» **EXERCISE AIM**: Select from the records below every line that has the word "外一动点" in it.

» **Data entries**:
* BEGIN *
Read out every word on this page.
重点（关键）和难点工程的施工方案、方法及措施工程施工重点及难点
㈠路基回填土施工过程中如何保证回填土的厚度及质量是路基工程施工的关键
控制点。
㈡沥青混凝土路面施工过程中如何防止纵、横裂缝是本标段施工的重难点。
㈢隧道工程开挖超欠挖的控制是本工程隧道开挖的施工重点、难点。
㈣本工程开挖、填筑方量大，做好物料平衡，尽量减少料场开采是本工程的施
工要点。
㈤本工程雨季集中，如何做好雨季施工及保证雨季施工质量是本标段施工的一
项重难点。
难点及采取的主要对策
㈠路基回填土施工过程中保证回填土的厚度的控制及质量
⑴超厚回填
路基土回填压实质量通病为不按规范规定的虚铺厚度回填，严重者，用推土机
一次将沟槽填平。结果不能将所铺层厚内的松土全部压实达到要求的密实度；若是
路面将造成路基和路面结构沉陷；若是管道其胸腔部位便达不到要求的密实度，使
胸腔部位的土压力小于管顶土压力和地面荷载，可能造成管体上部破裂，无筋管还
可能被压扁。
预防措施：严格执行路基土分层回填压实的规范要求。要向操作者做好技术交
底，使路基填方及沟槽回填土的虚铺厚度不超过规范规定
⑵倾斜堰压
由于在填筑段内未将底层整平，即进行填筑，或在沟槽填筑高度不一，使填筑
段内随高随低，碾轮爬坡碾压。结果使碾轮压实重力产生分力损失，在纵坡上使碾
* END *
* BEGIN *
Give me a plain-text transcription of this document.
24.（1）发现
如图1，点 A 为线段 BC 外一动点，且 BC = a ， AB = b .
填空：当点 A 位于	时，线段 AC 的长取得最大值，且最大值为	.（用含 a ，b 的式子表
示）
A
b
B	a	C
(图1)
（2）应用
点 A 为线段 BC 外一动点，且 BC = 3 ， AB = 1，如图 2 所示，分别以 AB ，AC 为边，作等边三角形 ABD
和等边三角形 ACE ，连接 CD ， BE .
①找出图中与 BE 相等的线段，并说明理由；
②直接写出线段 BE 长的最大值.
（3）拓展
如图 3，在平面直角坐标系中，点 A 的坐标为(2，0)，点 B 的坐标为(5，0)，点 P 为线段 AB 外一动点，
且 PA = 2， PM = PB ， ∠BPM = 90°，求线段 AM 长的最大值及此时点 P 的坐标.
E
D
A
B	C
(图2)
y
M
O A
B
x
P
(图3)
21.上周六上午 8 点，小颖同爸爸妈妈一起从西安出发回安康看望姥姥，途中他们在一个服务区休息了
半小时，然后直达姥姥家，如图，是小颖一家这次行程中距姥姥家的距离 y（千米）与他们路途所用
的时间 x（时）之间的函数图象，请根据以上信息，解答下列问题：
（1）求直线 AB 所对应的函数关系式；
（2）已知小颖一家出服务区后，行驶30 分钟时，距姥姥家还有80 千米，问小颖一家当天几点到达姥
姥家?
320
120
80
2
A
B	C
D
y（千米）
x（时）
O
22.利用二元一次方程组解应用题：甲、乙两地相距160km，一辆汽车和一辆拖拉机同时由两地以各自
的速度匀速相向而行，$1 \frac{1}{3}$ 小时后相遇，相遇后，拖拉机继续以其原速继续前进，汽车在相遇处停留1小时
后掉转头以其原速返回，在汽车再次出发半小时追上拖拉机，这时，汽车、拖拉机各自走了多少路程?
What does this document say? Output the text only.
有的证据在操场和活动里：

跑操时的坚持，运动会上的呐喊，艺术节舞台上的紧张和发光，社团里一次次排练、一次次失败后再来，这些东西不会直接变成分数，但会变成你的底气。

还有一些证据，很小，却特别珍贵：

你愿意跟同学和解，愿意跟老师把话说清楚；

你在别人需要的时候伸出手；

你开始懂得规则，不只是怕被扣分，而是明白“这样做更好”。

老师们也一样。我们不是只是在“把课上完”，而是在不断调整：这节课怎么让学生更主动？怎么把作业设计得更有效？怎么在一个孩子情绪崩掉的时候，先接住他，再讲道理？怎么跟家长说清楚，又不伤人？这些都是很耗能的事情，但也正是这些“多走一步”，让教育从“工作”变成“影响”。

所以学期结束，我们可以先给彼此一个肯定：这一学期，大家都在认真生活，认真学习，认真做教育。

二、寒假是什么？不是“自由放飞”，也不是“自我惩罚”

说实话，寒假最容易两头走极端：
* END *
* BEGIN *
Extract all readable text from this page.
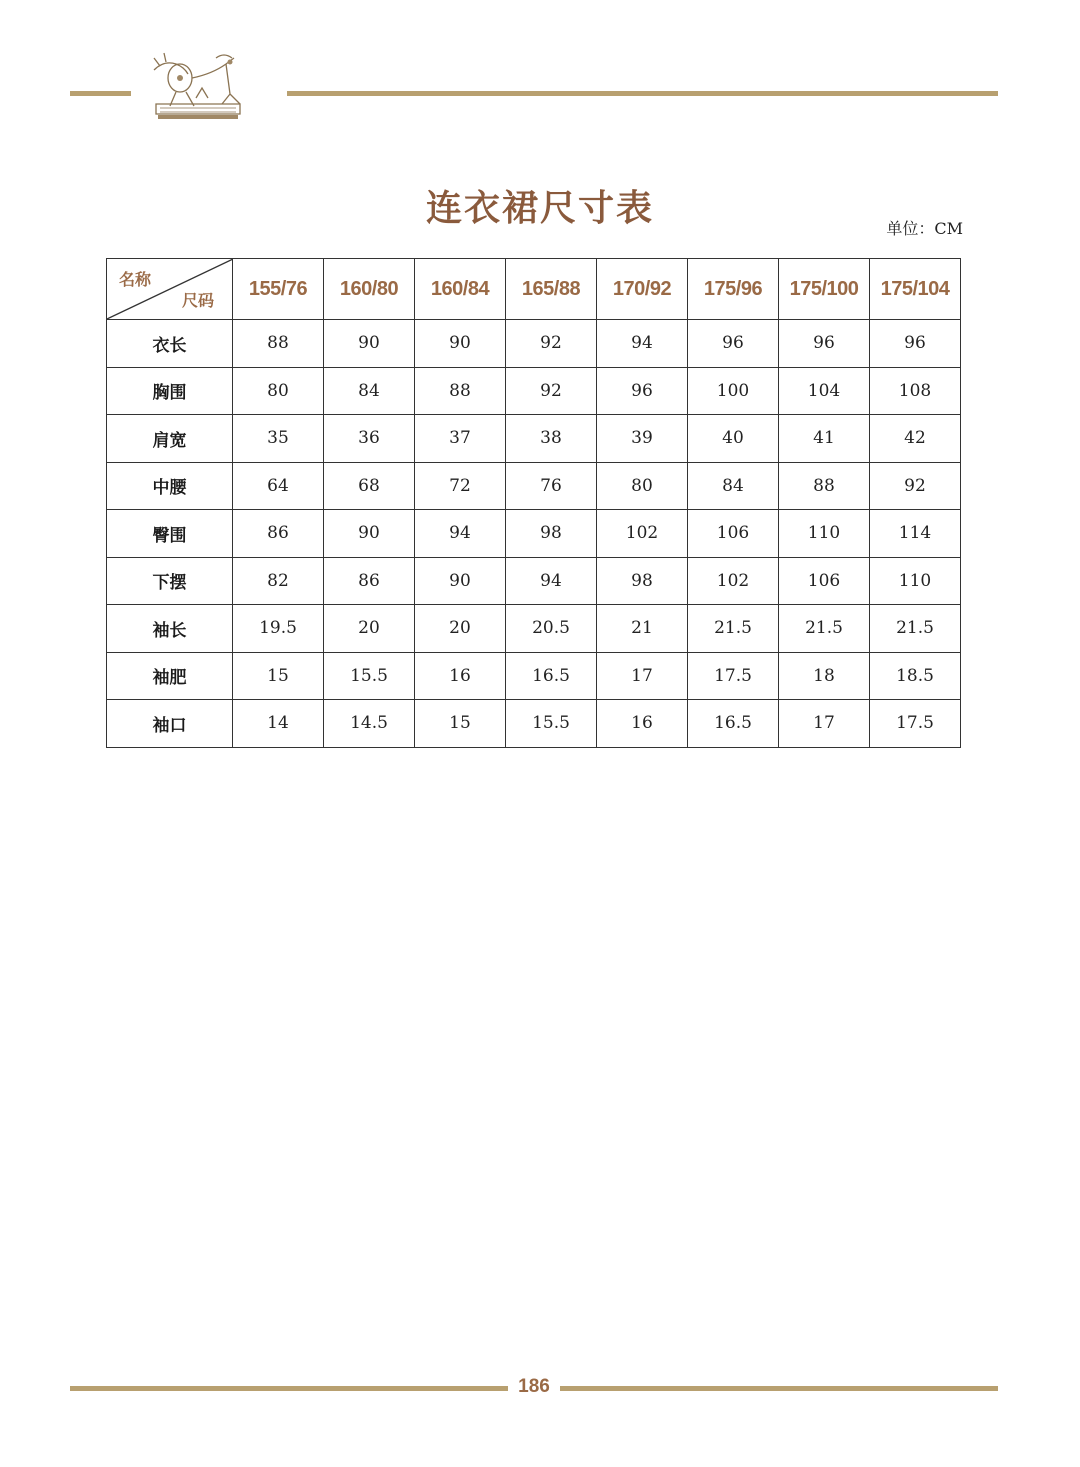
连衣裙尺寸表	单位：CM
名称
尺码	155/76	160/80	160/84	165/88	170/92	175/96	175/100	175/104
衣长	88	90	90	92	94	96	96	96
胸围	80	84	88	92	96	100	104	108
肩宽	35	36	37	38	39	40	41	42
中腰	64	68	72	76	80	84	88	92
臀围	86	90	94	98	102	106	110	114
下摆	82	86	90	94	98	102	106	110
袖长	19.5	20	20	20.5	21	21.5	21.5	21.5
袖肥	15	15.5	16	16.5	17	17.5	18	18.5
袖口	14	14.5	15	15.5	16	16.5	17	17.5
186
* END *
» **SOLUTION**:
如图1，点 A 为线段 BC 外一动点，且 BC = a ， AB = b .
点 A 为线段 BC 外一动点，且 BC = 3 ， AB = 1，如图 2 所示，分别以 AB ，AC 为边，作等边三角形 ABD
如图 3，在平面直角坐标系中，点 A 的坐标为(2，0)，点 B 的坐标为(5，0)，点 P 为线段 AB 外一动点，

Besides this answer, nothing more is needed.